Provided records:

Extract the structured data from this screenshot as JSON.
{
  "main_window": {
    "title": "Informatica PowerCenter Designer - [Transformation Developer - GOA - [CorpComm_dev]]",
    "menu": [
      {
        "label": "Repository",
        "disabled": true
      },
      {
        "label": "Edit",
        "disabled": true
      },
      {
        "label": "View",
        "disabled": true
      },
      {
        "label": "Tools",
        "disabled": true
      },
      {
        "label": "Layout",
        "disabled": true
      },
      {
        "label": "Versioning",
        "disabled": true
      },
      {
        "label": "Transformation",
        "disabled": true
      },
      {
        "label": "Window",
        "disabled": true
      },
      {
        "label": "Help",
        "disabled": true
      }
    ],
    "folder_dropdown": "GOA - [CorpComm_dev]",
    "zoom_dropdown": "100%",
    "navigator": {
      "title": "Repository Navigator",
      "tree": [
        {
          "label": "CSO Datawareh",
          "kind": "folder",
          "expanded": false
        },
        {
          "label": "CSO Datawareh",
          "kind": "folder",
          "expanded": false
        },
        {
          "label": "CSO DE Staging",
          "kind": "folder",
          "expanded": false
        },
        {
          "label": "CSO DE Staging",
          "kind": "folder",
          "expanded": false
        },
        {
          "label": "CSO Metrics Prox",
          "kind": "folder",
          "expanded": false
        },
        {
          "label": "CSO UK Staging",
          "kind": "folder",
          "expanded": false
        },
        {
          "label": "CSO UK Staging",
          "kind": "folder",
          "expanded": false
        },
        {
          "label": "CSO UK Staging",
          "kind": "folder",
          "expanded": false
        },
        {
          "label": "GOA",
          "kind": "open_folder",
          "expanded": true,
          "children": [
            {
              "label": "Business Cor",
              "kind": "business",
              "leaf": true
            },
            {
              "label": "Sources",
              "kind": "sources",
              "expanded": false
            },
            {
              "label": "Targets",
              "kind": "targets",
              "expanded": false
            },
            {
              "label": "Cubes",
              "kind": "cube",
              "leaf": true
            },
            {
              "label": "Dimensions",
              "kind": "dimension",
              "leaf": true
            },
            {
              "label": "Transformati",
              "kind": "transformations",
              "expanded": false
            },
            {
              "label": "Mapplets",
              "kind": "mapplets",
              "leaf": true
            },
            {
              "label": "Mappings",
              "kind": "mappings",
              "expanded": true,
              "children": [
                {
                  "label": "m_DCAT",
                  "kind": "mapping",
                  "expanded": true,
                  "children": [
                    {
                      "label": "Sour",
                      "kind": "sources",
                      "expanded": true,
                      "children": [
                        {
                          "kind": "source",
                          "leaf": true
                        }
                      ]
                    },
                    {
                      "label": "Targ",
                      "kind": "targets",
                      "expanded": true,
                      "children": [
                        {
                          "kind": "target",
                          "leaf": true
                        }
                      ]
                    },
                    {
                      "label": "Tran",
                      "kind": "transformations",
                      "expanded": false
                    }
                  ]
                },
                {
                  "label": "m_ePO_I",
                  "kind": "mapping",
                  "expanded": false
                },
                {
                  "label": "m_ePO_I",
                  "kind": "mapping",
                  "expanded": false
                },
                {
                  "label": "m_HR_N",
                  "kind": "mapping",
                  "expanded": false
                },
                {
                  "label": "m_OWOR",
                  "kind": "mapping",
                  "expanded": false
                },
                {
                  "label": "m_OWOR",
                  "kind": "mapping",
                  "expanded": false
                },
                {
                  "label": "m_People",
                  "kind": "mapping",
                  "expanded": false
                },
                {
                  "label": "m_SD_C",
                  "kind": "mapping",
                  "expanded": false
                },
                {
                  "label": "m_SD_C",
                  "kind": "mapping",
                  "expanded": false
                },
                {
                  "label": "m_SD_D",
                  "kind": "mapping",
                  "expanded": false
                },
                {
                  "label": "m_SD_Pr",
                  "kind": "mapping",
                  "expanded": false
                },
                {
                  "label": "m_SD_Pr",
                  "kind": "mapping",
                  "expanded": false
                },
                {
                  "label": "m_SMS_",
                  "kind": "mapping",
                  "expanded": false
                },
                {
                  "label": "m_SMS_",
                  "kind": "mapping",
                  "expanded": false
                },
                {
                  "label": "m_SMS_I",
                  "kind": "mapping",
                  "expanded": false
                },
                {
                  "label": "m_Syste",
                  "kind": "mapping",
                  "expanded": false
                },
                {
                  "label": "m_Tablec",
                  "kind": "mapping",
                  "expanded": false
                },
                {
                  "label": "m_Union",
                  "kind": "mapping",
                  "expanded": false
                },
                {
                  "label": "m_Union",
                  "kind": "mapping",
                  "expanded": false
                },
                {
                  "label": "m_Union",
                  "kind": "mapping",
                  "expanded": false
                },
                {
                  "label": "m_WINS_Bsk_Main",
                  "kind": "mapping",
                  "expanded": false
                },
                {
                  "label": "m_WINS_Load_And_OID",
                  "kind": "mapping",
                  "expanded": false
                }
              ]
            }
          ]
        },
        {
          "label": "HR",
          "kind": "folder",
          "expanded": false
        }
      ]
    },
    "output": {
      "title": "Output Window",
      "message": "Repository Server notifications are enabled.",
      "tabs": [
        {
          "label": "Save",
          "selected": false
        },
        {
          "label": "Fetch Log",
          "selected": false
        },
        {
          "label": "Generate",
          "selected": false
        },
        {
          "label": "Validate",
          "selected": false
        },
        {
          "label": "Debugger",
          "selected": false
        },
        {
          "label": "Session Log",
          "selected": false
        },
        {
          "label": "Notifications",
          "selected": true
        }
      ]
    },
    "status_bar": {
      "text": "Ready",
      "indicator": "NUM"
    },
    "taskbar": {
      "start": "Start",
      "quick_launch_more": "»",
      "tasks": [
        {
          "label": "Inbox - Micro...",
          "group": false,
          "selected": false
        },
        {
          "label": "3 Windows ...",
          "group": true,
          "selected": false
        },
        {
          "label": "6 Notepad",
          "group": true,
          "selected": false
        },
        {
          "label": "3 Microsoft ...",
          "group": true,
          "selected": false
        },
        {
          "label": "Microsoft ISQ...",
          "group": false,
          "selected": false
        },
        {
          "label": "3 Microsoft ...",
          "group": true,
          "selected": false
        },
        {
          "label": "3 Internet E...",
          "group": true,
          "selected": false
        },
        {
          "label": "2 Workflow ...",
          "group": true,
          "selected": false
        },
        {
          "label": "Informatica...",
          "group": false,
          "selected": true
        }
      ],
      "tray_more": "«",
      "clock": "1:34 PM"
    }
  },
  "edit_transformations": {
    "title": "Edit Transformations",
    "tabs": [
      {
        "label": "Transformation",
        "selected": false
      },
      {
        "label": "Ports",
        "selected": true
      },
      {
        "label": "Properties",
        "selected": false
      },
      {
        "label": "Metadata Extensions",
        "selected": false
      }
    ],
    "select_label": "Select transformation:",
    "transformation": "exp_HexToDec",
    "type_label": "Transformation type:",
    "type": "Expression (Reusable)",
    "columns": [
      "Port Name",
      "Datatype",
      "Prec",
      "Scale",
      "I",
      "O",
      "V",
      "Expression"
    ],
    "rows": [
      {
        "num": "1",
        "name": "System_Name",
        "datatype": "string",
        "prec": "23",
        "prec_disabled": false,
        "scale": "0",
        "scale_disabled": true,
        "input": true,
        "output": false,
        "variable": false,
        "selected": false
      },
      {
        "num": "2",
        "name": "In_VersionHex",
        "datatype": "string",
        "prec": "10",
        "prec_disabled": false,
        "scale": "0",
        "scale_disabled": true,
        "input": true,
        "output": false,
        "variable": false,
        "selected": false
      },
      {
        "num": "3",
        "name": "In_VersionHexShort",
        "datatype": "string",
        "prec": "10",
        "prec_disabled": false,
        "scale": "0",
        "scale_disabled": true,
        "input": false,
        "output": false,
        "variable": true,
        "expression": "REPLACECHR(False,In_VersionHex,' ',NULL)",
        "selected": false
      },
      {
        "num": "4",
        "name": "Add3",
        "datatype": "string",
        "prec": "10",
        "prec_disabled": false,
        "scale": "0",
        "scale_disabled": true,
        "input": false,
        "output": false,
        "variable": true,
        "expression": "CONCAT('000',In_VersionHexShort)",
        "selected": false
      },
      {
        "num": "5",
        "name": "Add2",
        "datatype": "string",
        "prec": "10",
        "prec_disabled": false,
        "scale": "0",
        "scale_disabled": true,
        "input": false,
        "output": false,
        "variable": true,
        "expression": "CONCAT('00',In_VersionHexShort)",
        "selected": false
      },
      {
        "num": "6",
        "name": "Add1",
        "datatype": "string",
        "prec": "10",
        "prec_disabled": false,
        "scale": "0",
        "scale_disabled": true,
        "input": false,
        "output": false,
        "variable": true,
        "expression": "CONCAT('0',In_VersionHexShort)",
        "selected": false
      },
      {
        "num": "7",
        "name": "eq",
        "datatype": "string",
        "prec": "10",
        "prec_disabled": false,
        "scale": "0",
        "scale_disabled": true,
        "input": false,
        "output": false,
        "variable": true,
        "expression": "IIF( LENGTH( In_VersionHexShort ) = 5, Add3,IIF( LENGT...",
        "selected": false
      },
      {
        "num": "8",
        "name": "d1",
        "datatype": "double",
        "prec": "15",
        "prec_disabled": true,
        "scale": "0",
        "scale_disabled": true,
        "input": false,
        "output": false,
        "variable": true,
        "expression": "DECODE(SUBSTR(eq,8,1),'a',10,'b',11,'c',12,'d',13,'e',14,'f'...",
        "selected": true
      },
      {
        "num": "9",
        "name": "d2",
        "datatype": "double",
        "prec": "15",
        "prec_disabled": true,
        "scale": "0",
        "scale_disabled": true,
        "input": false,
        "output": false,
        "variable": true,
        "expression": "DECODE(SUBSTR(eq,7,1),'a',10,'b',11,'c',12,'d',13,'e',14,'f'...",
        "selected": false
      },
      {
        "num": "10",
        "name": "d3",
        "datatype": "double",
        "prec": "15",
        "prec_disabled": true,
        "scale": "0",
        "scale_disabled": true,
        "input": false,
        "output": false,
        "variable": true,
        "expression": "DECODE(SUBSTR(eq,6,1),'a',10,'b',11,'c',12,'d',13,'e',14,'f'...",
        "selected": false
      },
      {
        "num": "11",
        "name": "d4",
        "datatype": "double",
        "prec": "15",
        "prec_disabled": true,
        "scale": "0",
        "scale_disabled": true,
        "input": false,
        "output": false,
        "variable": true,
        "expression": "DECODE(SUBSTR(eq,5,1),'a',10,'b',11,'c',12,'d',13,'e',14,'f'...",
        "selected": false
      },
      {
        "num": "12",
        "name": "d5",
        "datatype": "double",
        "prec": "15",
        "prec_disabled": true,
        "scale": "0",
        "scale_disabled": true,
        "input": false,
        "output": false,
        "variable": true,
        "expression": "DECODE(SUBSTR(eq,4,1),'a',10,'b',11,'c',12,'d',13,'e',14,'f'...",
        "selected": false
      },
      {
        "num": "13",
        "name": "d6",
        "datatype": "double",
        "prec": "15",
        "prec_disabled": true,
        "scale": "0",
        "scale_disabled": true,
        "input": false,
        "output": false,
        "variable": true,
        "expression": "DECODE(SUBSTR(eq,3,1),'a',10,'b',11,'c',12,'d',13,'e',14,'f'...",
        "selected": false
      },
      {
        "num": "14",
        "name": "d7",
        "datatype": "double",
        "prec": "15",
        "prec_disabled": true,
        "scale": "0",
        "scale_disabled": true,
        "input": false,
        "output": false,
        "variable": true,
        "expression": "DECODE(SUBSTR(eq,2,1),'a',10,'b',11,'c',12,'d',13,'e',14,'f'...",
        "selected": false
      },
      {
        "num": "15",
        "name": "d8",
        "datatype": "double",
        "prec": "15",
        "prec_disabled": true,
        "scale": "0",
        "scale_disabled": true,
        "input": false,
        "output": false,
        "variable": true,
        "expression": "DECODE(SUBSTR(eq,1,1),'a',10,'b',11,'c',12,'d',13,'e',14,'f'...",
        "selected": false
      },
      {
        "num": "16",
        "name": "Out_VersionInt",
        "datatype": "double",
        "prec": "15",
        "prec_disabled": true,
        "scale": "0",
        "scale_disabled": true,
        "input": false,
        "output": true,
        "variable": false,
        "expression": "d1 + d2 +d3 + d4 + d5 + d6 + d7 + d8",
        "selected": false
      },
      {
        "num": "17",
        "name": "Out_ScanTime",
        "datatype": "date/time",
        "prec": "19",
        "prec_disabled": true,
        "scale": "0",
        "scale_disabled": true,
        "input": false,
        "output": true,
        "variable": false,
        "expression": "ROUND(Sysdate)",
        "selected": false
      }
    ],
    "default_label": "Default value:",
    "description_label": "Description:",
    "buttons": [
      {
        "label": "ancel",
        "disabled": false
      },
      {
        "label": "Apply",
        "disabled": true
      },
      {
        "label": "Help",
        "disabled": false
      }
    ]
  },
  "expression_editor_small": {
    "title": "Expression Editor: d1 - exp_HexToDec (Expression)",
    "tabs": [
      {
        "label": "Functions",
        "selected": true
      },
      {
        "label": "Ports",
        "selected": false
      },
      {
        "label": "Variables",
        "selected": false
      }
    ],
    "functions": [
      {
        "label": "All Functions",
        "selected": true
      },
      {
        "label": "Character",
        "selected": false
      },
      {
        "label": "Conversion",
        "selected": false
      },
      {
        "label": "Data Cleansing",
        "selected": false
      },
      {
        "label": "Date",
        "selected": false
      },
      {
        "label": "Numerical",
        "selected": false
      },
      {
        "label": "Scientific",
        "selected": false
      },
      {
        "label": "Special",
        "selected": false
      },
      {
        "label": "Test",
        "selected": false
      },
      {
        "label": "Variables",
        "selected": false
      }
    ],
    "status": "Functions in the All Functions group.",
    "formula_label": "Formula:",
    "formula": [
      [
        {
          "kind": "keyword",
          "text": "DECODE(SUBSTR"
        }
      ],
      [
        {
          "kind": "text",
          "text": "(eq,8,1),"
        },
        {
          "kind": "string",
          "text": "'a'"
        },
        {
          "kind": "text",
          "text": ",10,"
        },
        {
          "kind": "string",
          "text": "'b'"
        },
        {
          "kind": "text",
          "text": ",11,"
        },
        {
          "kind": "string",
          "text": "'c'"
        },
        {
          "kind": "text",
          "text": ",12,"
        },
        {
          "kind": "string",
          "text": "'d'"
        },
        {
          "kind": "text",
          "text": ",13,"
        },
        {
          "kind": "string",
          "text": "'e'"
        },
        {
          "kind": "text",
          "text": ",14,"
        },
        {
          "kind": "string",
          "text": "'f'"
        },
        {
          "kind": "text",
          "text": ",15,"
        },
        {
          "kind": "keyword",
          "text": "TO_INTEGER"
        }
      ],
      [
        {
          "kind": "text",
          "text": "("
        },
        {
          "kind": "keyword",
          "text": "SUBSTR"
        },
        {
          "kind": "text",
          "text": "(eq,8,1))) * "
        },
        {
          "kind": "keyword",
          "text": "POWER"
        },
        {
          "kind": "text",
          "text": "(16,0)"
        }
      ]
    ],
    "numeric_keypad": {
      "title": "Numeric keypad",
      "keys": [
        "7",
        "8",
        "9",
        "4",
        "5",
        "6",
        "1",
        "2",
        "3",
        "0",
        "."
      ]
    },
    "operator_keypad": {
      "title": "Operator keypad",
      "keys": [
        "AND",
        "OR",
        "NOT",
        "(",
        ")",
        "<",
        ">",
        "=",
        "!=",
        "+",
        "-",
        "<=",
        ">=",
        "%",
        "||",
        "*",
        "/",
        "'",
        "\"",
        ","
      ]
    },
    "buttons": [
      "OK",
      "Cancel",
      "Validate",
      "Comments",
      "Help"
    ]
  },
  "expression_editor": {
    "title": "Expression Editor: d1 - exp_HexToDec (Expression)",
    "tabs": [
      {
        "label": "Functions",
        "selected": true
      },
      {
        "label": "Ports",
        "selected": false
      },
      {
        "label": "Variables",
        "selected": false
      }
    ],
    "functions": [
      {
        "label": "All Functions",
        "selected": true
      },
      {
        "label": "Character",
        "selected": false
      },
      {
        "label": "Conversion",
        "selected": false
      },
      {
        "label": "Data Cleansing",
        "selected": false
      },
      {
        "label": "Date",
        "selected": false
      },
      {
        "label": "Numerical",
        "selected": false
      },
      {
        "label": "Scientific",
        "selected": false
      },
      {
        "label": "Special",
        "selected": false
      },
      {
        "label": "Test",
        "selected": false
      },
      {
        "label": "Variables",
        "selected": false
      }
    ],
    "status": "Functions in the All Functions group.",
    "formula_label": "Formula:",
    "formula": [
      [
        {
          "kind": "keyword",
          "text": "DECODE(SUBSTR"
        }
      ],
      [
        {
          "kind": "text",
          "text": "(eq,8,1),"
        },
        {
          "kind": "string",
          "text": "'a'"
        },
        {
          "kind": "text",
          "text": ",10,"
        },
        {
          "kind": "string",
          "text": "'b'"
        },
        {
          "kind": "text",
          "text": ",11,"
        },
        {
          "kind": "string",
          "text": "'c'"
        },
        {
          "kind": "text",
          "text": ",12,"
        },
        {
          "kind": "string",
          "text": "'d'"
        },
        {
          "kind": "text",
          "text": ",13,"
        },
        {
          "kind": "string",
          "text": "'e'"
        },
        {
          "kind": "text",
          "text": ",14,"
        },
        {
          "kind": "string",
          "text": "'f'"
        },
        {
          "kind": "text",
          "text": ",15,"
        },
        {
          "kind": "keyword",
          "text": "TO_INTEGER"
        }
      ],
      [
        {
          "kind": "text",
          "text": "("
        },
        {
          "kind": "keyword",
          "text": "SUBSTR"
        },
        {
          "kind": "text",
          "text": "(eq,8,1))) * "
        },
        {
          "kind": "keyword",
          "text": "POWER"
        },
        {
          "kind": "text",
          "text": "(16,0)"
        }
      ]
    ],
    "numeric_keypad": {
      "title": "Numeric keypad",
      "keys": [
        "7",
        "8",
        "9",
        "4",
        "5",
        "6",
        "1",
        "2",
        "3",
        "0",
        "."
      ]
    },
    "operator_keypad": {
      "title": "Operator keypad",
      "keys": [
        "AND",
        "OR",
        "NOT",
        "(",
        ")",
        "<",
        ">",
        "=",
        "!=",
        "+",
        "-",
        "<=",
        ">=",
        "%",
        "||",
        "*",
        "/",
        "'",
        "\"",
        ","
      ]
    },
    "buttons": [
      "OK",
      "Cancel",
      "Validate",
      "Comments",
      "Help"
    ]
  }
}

To do:
Report each line in the preceding entries that holds the string "Informatica".

Reply to the task:
    "title": "Informatica PowerCenter Designer - [Transformation Developer - GOA - [CorpComm_dev]]",
          "label": "Informatica...",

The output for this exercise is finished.